:: WHAT THIS TASK INVOLVES ::
Without the images, write out all of the following entries exactly.

(Items from a data source)
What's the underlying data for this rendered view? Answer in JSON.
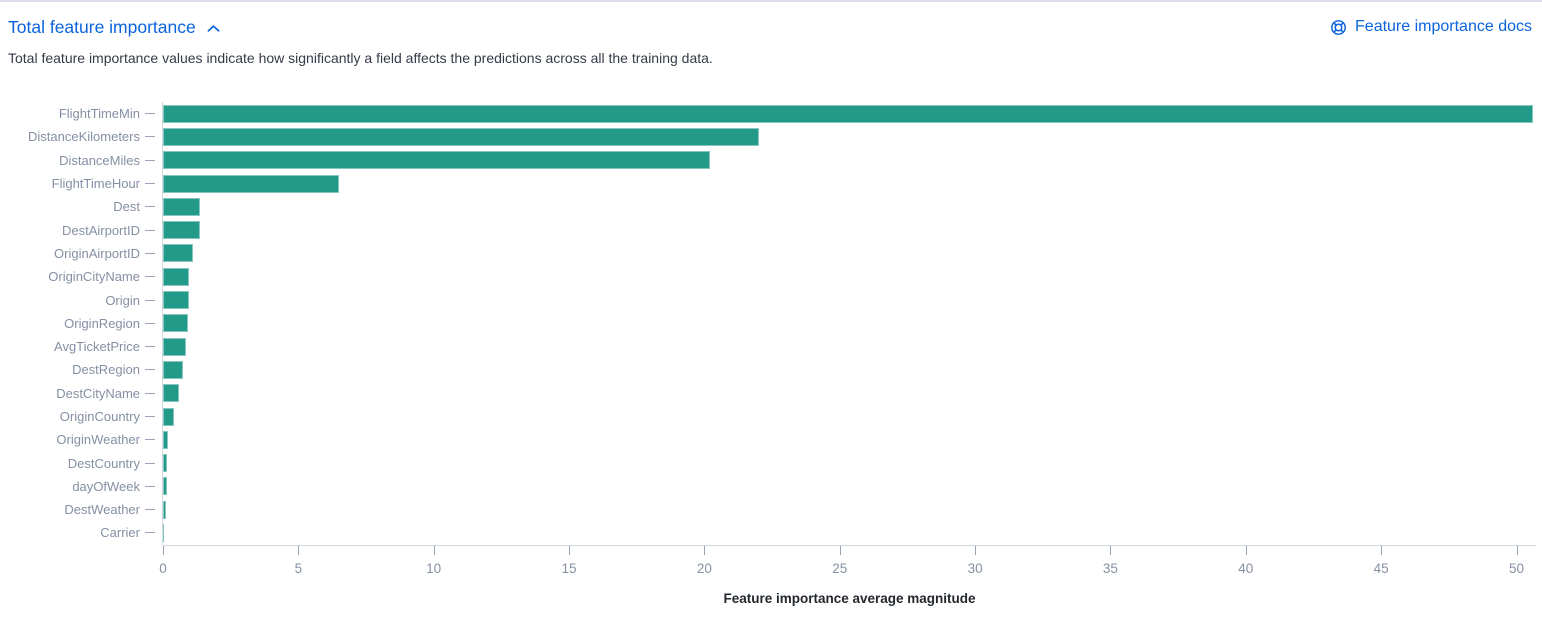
{
  "panel": {
    "title": "Total feature importance",
    "description": "Total feature importance values indicate how significantly a field affects the predictions across all the training data.",
    "docs_link": "Feature importance docs"
  },
  "icons": {
    "collapse": "chevron-up-icon",
    "docs": "lifebuoy-help-icon"
  },
  "colors": {
    "link": "#0b64dd",
    "bar": "#23998a",
    "axis_line": "#d3d7de",
    "tick_mark": "#98a2b3",
    "tick_label": "#8590a4",
    "body_text": "#353b48",
    "axis_title": "#23282e"
  },
  "chart_data": {
    "type": "bar",
    "orientation": "horizontal",
    "title": "",
    "xlabel": "Feature importance average magnitude",
    "ylabel": "",
    "xlim": [
      0,
      50.72
    ],
    "xticks": [
      0,
      5,
      10,
      15,
      20,
      25,
      30,
      35,
      40,
      45,
      50
    ],
    "grid": false,
    "legend": "none",
    "bar_color": "#23998a",
    "categories": [
      "FlightTimeMin",
      "DistanceKilometers",
      "DistanceMiles",
      "FlightTimeHour",
      "Dest",
      "DestAirportID",
      "OriginAirportID",
      "OriginCityName",
      "Origin",
      "OriginRegion",
      "AvgTicketPrice",
      "DestRegion",
      "DestCityName",
      "OriginCountry",
      "OriginWeather",
      "DestCountry",
      "dayOfWeek",
      "DestWeather",
      "Carrier"
    ],
    "values": [
      50.6,
      22.0,
      20.2,
      6.5,
      1.38,
      1.35,
      1.09,
      0.97,
      0.95,
      0.91,
      0.85,
      0.73,
      0.6,
      0.42,
      0.17,
      0.15,
      0.14,
      0.1,
      0.03
    ]
  }
}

:: OUTPUT OF THE TASK ::
What's the underlying data for this rendered view? Answer in JSON.
{
  "panel": {
    "title": "Total feature importance",
    "description": "Total feature importance values indicate how significantly a field affects the predictions across all the training data.",
    "docs_link": "Feature importance docs"
  },
  "icons": {
    "collapse": "chevron-up-icon",
    "docs": "lifebuoy-help-icon"
  },
  "colors": {
    "link": "#0b64dd",
    "bar": "#23998a",
    "axis_line": "#d3d7de",
    "tick_mark": "#98a2b3",
    "tick_label": "#8590a4",
    "body_text": "#353b48",
    "axis_title": "#23282e"
  },
  "chart_data": {
    "type": "bar",
    "orientation": "horizontal",
    "title": "",
    "xlabel": "Feature importance average magnitude",
    "ylabel": "",
    "xlim": [
      0,
      50.72
    ],
    "xticks": [
      0,
      5,
      10,
      15,
      20,
      25,
      30,
      35,
      40,
      45,
      50
    ],
    "grid": false,
    "legend": "none",
    "bar_color": "#23998a",
    "categories": [
      "FlightTimeMin",
      "DistanceKilometers",
      "DistanceMiles",
      "FlightTimeHour",
      "Dest",
      "DestAirportID",
      "OriginAirportID",
      "OriginCityName",
      "Origin",
      "OriginRegion",
      "AvgTicketPrice",
      "DestRegion",
      "DestCityName",
      "OriginCountry",
      "OriginWeather",
      "DestCountry",
      "dayOfWeek",
      "DestWeather",
      "Carrier"
    ],
    "values": [
      50.6,
      22.0,
      20.2,
      6.5,
      1.38,
      1.35,
      1.09,
      0.97,
      0.95,
      0.91,
      0.85,
      0.73,
      0.6,
      0.42,
      0.17,
      0.15,
      0.14,
      0.1,
      0.03
    ]
  }
}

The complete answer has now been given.